WRITTEN REQUEST ->
From the listing below, copy every line with the word "color".

[Rows from a figure dataset]

___

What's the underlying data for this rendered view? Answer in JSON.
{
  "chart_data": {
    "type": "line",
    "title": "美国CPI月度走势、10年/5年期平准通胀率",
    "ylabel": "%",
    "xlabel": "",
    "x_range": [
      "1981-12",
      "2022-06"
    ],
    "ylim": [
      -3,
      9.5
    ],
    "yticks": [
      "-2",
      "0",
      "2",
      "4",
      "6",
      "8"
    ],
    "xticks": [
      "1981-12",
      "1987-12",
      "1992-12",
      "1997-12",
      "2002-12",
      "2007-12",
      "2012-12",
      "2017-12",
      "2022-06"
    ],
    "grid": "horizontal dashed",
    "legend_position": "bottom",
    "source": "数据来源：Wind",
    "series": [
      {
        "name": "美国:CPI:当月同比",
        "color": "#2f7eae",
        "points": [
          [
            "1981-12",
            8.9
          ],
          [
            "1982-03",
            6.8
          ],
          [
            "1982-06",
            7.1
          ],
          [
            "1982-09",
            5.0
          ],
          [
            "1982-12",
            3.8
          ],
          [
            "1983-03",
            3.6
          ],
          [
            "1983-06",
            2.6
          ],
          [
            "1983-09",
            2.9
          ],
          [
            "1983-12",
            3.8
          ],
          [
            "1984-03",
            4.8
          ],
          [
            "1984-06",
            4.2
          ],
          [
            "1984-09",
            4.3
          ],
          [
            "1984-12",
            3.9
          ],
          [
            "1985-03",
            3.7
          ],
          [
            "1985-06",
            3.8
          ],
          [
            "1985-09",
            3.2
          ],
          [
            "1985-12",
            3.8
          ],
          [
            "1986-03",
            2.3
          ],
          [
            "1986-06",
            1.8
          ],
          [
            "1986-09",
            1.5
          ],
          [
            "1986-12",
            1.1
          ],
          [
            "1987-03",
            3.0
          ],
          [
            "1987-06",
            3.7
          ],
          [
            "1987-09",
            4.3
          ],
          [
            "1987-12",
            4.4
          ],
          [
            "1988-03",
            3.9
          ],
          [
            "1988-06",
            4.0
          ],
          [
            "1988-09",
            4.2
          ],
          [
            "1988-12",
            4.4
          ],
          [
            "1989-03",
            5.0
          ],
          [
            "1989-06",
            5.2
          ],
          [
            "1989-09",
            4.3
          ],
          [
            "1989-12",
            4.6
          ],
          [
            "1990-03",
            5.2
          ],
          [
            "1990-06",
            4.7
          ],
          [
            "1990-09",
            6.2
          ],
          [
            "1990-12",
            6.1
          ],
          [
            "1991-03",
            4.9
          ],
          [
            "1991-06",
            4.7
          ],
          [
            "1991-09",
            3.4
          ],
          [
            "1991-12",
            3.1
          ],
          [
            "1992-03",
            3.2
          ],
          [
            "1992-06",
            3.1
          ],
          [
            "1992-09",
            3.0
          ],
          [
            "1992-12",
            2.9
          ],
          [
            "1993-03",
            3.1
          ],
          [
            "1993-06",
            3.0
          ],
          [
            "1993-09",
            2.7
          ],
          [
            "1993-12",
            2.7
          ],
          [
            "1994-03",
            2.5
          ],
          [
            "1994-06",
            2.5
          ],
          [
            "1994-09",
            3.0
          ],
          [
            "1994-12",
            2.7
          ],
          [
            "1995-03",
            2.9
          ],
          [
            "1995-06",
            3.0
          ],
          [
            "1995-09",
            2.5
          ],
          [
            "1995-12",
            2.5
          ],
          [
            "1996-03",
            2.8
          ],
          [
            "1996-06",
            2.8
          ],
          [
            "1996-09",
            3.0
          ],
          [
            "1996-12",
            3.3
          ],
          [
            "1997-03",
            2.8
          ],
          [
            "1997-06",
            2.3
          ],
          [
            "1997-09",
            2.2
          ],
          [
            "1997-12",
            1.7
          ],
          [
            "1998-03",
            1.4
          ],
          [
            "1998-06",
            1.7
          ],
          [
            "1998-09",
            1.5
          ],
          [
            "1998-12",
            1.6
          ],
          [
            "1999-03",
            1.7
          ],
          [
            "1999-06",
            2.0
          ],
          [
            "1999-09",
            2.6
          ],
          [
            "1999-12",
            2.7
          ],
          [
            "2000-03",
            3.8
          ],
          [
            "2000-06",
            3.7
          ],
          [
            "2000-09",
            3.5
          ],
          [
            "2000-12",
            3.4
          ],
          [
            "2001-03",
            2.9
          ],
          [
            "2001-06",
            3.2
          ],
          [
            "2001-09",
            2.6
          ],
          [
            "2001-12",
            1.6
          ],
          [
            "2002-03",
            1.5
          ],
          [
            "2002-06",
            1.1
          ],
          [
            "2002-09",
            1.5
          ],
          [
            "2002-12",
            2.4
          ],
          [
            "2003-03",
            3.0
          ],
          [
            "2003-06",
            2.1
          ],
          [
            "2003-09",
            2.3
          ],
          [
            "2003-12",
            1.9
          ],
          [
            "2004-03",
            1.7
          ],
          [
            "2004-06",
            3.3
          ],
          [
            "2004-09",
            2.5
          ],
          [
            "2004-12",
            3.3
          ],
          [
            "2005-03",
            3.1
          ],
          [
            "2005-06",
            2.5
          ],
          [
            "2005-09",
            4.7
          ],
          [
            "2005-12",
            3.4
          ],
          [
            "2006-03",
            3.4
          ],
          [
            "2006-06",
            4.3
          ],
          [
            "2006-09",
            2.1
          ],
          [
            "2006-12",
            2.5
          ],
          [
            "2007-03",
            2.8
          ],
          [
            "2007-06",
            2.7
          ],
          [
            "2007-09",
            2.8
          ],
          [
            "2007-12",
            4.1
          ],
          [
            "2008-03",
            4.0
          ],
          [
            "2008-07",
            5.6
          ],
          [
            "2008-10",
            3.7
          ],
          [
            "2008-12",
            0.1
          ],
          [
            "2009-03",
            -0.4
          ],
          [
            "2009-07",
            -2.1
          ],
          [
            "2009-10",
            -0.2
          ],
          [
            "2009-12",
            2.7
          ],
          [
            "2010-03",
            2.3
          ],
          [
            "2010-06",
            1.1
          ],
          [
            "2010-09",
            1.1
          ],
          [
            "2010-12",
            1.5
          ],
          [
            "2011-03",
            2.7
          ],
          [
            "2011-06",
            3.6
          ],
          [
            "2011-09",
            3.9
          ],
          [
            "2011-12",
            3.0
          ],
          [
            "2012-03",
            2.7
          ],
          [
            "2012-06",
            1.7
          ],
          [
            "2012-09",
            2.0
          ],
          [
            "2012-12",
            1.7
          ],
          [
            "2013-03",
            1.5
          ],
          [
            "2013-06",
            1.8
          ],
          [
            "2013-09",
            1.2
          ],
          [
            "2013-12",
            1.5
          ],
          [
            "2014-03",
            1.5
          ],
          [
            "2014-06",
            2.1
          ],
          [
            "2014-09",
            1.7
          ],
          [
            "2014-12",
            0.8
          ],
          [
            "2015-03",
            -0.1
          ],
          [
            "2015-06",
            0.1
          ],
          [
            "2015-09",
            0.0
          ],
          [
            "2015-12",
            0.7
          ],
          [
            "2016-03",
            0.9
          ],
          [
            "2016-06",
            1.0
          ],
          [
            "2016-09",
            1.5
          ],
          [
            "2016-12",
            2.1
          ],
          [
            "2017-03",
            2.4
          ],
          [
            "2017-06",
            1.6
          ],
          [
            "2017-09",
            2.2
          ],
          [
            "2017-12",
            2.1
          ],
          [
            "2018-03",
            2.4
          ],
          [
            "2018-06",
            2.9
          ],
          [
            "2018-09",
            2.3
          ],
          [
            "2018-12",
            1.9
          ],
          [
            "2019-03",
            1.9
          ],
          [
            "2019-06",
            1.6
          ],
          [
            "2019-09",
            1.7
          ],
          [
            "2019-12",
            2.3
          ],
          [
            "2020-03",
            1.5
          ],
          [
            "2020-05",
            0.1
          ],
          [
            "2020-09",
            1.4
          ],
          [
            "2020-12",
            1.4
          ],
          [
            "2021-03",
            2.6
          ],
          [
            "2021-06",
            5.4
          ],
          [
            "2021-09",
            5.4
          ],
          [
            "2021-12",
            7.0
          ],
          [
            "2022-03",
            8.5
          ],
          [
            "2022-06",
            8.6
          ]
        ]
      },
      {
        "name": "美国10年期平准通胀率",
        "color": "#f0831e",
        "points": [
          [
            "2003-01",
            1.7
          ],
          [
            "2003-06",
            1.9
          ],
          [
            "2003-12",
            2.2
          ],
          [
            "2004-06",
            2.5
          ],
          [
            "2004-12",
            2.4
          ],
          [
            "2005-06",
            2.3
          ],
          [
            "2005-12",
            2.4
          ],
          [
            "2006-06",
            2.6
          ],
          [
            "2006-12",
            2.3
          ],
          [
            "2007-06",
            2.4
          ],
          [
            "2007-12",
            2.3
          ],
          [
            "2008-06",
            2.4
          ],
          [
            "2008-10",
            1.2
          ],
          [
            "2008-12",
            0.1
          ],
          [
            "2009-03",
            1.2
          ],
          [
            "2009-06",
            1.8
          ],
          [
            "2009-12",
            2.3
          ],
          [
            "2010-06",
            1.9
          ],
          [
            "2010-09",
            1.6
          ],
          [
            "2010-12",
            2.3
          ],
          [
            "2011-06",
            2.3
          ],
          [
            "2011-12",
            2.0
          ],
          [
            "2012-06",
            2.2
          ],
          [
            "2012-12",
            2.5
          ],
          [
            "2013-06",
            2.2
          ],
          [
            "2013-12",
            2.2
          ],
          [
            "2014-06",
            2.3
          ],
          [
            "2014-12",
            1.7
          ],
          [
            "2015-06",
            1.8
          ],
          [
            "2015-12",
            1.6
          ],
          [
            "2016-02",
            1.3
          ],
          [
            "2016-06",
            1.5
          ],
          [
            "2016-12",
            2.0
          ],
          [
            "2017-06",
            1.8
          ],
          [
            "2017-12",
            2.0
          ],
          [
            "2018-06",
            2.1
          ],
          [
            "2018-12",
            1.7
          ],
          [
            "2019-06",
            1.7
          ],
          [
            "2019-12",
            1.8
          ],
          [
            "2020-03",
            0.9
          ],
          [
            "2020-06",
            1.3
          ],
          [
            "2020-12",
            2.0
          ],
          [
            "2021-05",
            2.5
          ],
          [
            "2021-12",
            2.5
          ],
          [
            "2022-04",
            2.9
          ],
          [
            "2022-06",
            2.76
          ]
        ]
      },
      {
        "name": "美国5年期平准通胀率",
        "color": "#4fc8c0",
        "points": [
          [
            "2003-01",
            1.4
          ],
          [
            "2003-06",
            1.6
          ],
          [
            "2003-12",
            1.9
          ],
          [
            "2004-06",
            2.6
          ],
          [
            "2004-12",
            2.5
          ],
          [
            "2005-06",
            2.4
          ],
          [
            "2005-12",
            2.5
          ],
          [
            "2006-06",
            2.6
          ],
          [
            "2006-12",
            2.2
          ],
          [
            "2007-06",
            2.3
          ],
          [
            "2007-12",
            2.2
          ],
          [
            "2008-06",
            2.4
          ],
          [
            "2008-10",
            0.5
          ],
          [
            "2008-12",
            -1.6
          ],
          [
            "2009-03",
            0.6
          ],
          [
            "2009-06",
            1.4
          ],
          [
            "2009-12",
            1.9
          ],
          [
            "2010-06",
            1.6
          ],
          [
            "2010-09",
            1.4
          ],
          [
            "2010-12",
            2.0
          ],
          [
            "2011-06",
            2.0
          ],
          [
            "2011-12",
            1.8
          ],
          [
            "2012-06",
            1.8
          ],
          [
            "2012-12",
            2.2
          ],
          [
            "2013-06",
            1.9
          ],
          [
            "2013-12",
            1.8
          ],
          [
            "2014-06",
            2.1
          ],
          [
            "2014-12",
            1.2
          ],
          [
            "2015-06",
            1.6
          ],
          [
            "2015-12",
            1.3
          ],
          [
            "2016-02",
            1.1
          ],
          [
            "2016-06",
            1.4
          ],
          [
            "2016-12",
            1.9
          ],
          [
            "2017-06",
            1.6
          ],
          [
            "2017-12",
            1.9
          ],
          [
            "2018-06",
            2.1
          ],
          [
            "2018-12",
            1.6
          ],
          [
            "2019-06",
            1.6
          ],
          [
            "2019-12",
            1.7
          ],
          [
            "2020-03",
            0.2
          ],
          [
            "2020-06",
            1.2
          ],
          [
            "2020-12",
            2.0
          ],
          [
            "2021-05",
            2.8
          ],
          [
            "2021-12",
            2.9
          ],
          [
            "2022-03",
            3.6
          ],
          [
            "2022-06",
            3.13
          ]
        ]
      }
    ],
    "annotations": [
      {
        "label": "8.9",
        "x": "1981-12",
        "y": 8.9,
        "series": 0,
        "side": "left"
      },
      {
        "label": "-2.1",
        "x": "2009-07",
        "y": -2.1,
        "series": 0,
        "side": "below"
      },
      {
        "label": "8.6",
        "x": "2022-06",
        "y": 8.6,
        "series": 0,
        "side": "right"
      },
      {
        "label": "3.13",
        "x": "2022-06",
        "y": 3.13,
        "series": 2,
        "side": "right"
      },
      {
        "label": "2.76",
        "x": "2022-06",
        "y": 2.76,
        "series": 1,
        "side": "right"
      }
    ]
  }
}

___

RESULT BELOW ->
        "color": "#2f7eae",
        "color": "#f0831e",
        "color": "#4fc8c0",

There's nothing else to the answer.